→ **Rows contained in a dataset**:

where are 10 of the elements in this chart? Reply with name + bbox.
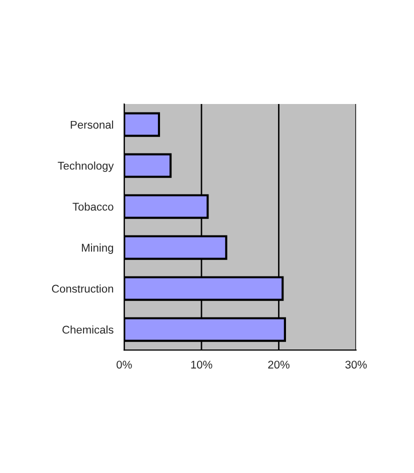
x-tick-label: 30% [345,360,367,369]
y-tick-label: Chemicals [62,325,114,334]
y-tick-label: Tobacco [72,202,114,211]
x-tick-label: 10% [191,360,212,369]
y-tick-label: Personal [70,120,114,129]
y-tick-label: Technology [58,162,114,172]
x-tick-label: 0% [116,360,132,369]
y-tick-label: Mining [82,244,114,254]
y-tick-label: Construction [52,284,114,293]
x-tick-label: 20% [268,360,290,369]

==

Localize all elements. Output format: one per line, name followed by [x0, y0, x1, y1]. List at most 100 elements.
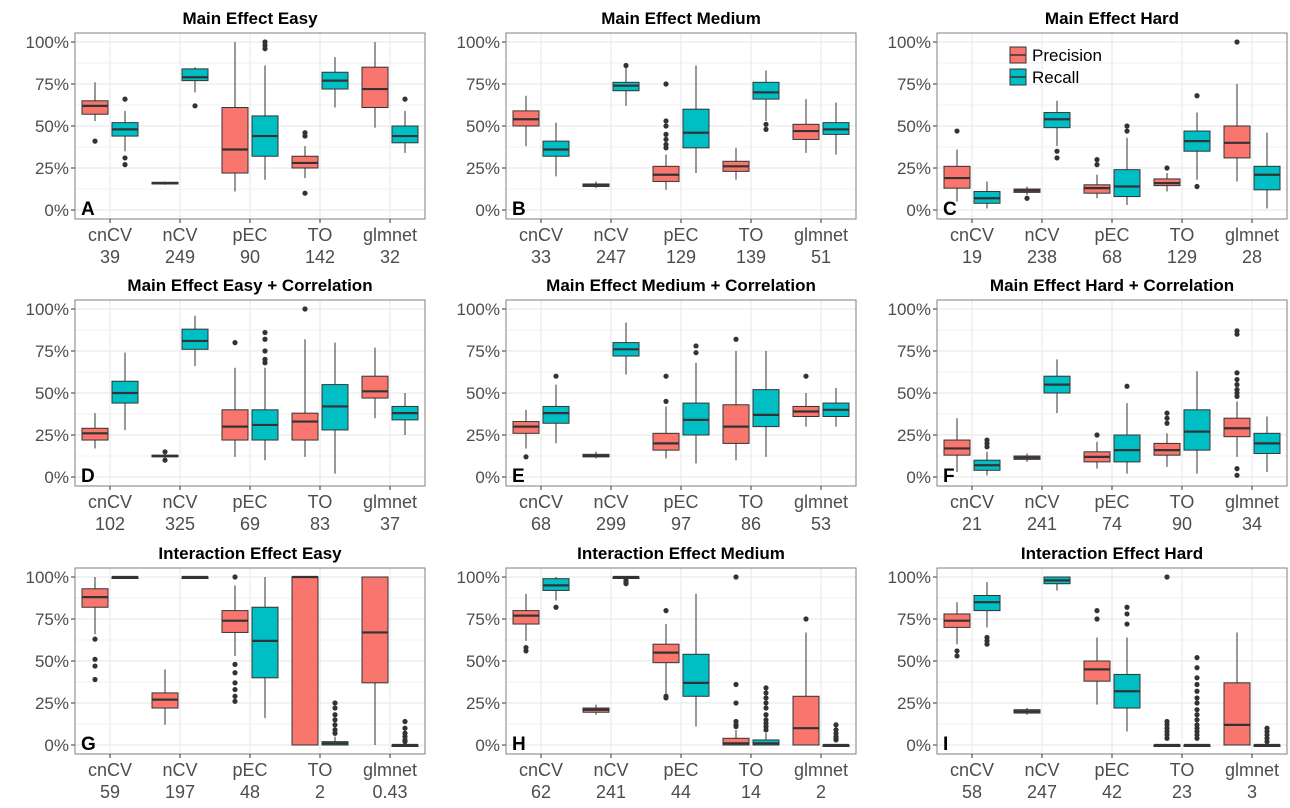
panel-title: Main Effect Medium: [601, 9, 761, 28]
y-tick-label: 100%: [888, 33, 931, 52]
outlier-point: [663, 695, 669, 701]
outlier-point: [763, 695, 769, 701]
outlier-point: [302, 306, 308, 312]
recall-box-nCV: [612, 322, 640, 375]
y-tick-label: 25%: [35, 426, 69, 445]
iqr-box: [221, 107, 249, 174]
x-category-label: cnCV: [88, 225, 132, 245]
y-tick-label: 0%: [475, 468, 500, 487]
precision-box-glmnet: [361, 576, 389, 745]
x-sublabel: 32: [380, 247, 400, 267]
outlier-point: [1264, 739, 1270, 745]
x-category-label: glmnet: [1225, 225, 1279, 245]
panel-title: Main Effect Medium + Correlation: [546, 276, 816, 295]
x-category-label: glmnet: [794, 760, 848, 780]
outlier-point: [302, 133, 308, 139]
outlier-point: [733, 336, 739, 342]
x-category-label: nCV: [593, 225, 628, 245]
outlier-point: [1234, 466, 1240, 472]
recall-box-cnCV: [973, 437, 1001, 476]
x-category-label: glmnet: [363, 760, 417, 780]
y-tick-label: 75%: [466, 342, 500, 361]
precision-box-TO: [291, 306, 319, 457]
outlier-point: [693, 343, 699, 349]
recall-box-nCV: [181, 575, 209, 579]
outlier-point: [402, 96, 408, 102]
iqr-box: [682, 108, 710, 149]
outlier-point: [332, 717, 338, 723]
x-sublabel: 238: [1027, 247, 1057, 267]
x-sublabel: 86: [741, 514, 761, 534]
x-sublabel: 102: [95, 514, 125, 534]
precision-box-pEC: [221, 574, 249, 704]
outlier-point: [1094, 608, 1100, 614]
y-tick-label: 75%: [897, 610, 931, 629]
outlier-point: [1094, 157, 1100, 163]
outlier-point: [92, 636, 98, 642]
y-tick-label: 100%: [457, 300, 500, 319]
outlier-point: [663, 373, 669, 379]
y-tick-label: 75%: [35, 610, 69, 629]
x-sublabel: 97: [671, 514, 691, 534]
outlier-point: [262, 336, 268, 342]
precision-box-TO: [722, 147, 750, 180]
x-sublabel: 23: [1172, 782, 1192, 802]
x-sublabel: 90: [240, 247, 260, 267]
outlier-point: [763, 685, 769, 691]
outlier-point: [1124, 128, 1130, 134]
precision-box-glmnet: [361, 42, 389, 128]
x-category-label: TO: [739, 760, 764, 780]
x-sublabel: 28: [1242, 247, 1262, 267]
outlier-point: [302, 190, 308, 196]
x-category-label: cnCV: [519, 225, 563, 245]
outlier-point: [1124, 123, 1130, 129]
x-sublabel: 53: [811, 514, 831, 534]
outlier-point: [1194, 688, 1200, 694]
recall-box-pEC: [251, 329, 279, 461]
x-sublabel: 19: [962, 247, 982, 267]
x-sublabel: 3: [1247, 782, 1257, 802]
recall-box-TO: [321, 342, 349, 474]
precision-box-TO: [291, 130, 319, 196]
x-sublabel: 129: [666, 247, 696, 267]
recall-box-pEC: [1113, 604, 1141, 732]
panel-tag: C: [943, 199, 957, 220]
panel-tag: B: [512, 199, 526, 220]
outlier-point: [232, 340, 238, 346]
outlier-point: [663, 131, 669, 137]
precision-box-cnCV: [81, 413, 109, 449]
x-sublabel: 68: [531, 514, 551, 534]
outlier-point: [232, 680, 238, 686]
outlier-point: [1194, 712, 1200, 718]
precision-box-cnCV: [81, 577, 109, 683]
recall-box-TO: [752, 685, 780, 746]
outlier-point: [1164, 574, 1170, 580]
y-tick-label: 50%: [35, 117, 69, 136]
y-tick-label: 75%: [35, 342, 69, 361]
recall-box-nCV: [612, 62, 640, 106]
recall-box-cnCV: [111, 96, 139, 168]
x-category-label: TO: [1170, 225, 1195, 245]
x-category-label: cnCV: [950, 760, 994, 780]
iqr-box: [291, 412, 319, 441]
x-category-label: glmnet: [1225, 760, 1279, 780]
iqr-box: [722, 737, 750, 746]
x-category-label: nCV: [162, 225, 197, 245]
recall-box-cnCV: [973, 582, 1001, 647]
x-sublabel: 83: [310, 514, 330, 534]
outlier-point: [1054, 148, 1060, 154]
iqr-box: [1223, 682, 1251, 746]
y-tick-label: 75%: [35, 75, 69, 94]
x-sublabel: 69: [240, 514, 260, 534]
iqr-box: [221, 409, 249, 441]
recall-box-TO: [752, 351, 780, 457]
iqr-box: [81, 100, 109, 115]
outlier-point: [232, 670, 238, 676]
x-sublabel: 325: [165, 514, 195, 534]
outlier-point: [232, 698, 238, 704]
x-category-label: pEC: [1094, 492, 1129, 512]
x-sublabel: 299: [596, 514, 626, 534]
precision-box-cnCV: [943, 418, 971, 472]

→ **TASK TO COMPLETE**: Reproduce word for word the lines from the one containing "where are 10" up to and including the one containing "x-tick-label: 20% [268,360,290,369]". Leave the pictures out of your answer.

→ **IN RESPONSE**:
where are 10 of the elements in this chart? Reply with name + bbox.
x-tick-label: 30% [345,360,367,369]
y-tick-label: Chemicals [62,325,114,334]
y-tick-label: Tobacco [72,202,114,211]
x-tick-label: 10% [191,360,212,369]
y-tick-label: Personal [70,120,114,129]
y-tick-label: Technology [58,162,114,172]
x-tick-label: 0% [116,360,132,369]
y-tick-label: Mining [82,244,114,254]
y-tick-label: Construction [52,284,114,293]
x-tick-label: 20% [268,360,290,369]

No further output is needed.